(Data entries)
○ ○ ○ ○ ○ ○ ○

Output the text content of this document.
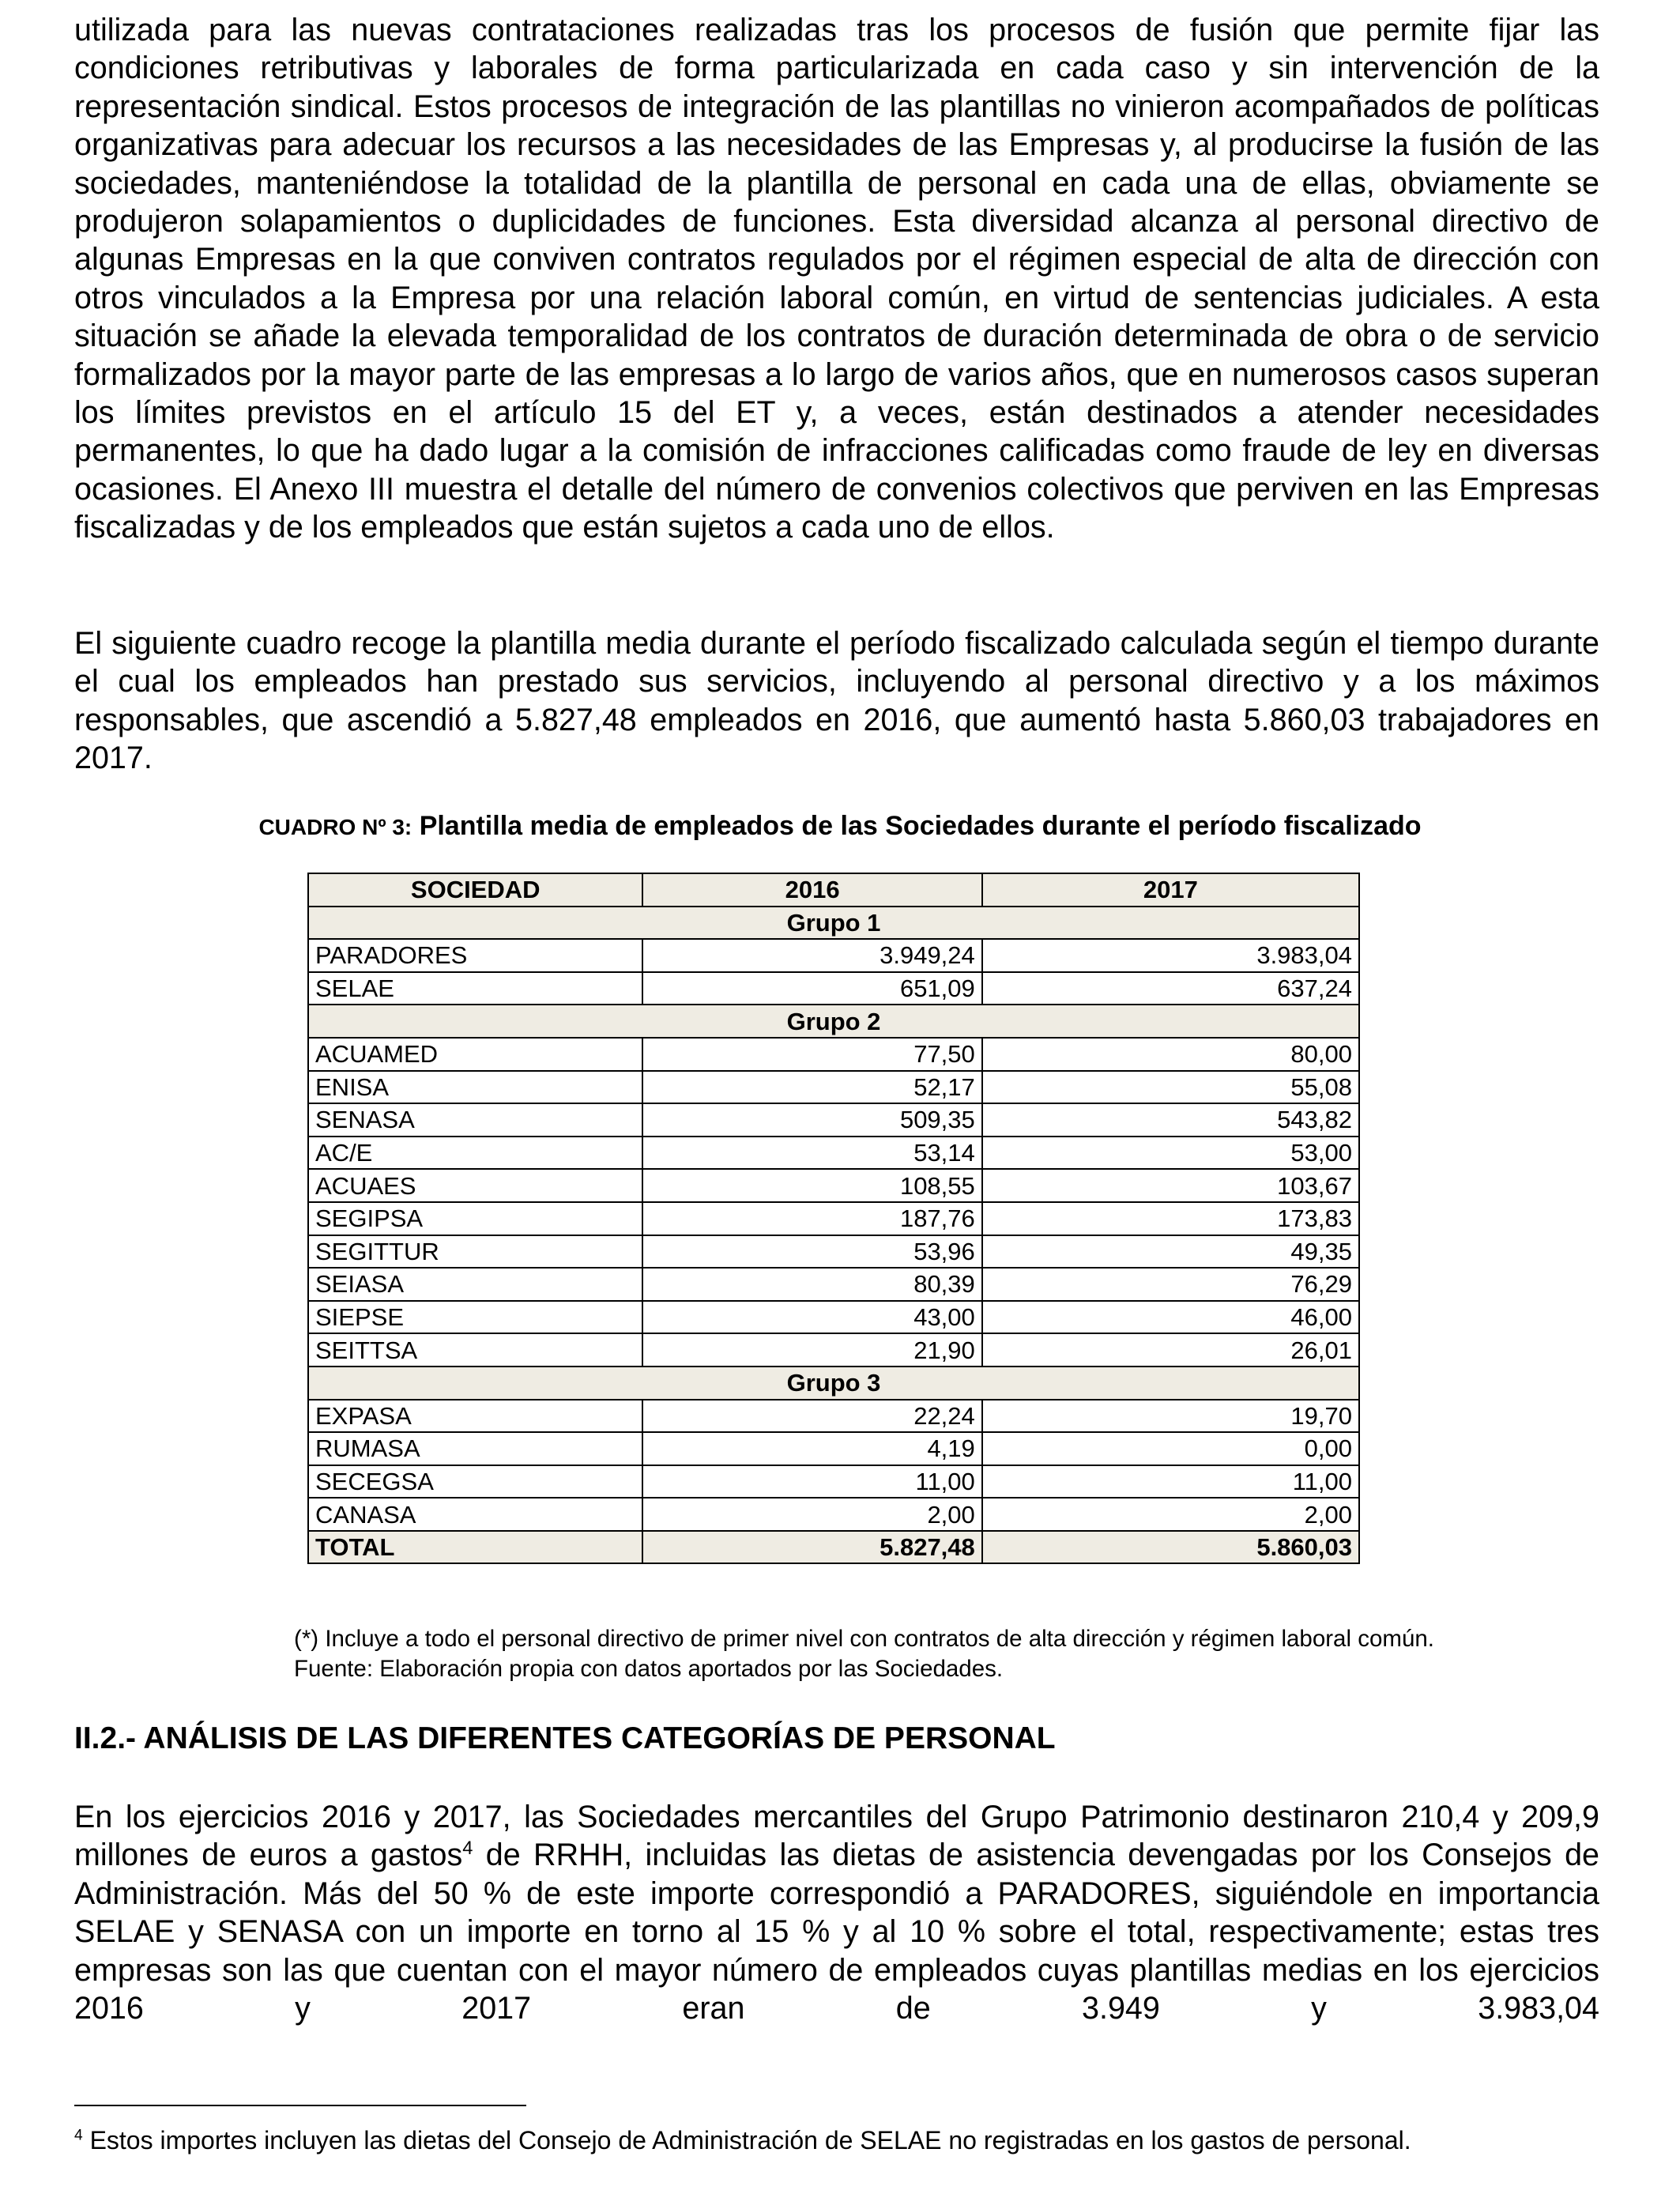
utilizada para las nuevas contrataciones realizadas tras los procesos de fusión que permite fijar las condiciones retributivas y laborales de forma particularizada en cada caso y sin intervención de la representación sindical. Estos procesos de integración de las plantillas no vinieron acompañados de políticas organizativas para adecuar los recursos a las necesidades de las Empresas y, al producirse la fusión de las sociedades, manteniéndose la totalidad de la plantilla de personal en cada una de ellas, obviamente se produjeron solapamientos o duplicidades de funciones. Esta diversidad alcanza al personal directivo de algunas Empresas en la que conviven contratos regulados por el régimen especial de alta de dirección con otros vinculados a la Empresa por una relación laboral común, en virtud de sentencias judiciales. A esta situación se añade la elevada temporalidad de los contratos de duración determinada de obra o de servicio formalizados por la mayor parte de las empresas a lo largo de varios años, que en numerosos casos superan los límites previstos en el artículo 15 del ET y, a veces, están destinados a atender necesidades permanentes, lo que ha dado lugar a la comisión de infracciones calificadas como fraude de ley en diversas ocasiones. El Anexo III muestra el detalle del número de convenios colectivos que perviven en las Empresas fiscalizadas y de los empleados que están sujetos a cada uno de ellos.

El siguiente cuadro recoge la plantilla media durante el período fiscalizado calculada según el tiempo durante el cual los empleados han prestado sus servicios, incluyendo al personal directivo y a los máximos responsables, que ascendió a 5.827,48 empleados en 2016, que aumentó hasta 5.860,03 trabajadores en 2017.

CUADRO Nº 3: Plantilla media de empleados de las Sociedades durante el período fiscalizado

SOCIEDAD	2016	2017
Grupo 1		
PARADORES	3.949,24	3.983,04
SELAE	651,09	637,24
Grupo 2		
ACUAMED	77,50	80,00
ENISA	52,17	55,08
SENASA	509,35	543,82
AC/E	53,14	53,00
ACUAES	108,55	103,67
SEGIPSA	187,76	173,83
SEGITTUR	53,96	49,35
SEIASA	80,39	76,29
SIEPSE	43,00	46,00
SEITTSA	21,90	26,01
Grupo 3		
EXPASA	22,24	19,70
RUMASA	4,19	0,00
SECEGSA	11,00	11,00
CANASA	2,00	2,00
TOTAL	5.827,48	5.860,03

(*) Incluye a todo el personal directivo de primer nivel con contratos de alta dirección y régimen laboral común.

Fuente: Elaboración propia con datos aportados por las Sociedades.

II.2.- ANÁLISIS DE LAS DIFERENTES CATEGORÍAS DE PERSONAL

En los ejercicios 2016 y 2017, las Sociedades mercantiles del Grupo Patrimonio destinaron 210,4 y 209,9 millones de euros a gastos$^4$ de RRHH, incluidas las dietas de asistencia devengadas por los Consejos de Administración. Más del 50 % de este importe correspondió a PARADORES, siguiéndole en importancia SELAE y SENASA con un importe en torno al 15 % y al 10 % sobre el total, respectivamente; estas tres empresas son las que cuentan con el mayor número de empleados cuyas plantillas medias en los ejercicios 2016 y 2017 eran de 3.949 y 3.983,04

$^4$ Estos importes incluyen las dietas del Consejo de Administración de SELAE no registradas en los gastos de personal.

○ ○ ○ ○ ○ ○ ○

Transcribe every entry word for word, but skip the pictures.

Output the text content of this document.
utilizada para las nuevas contrataciones realizadas tras los procesos de fusión que permite fijar las condiciones retributivas y laborales de forma particularizada en cada caso y sin intervención de la representación sindical. Estos procesos de integración de las plantillas no vinieron acompañados de políticas organizativas para adecuar los recursos a las necesidades de las Empresas y, al producirse la fusión de las sociedades, manteniéndose la totalidad de la plantilla de personal en cada una de ellas, obviamente se produjeron solapamientos o duplicidades de funciones. Esta diversidad alcanza al personal directivo de algunas Empresas en la que conviven contratos regulados por el régimen especial de alta de dirección con otros vinculados a la Empresa por una relación laboral común, en virtud de sentencias judiciales. A esta situación se añade la elevada temporalidad de los contratos de duración determinada de obra o de servicio formalizados por la mayor parte de las empresas a lo largo de varios años, que en numerosos casos superan los límites previstos en el artículo 15 del ET y, a veces, están destinados a atender necesidades permanentes, lo que ha dado lugar a la comisión de infracciones calificadas como fraude de ley en diversas ocasiones. El Anexo III muestra el detalle del número de convenios colectivos que perviven en las Empresas fiscalizadas y de los empleados que están sujetos a cada uno de ellos.

El siguiente cuadro recoge la plantilla media durante el período fiscalizado calculada según el tiempo durante el cual los empleados han prestado sus servicios, incluyendo al personal directivo y a los máximos responsables, que ascendió a 5.827,48 empleados en 2016, que aumentó hasta 5.860,03 trabajadores en 2017.

CUADRO Nº 3: Plantilla media de empleados de las Sociedades durante el período fiscalizado

SOCIEDAD	2016	2017
Grupo 1		
PARADORES	3.949,24	3.983,04
SELAE	651,09	637,24
Grupo 2		
ACUAMED	77,50	80,00
ENISA	52,17	55,08
SENASA	509,35	543,82
AC/E	53,14	53,00
ACUAES	108,55	103,67
SEGIPSA	187,76	173,83
SEGITTUR	53,96	49,35
SEIASA	80,39	76,29
SIEPSE	43,00	46,00
SEITTSA	21,90	26,01
Grupo 3		
EXPASA	22,24	19,70
RUMASA	4,19	0,00
SECEGSA	11,00	11,00
CANASA	2,00	2,00
TOTAL	5.827,48	5.860,03

(*) Incluye a todo el personal directivo de primer nivel con contratos de alta dirección y régimen laboral común.

Fuente: Elaboración propia con datos aportados por las Sociedades.

II.2.- ANÁLISIS DE LAS DIFERENTES CATEGORÍAS DE PERSONAL

En los ejercicios 2016 y 2017, las Sociedades mercantiles del Grupo Patrimonio destinaron 210,4 y 209,9 millones de euros a gastos$^4$ de RRHH, incluidas las dietas de asistencia devengadas por los Consejos de Administración. Más del 50 % de este importe correspondió a PARADORES, siguiéndole en importancia SELAE y SENASA con un importe en torno al 15 % y al 10 % sobre el total, respectivamente; estas tres empresas son las que cuentan con el mayor número de empleados cuyas plantillas medias en los ejercicios 2016 y 2017 eran de 3.949 y 3.983,04

$^4$ Estos importes incluyen las dietas del Consejo de Administración de SELAE no registradas en los gastos de personal.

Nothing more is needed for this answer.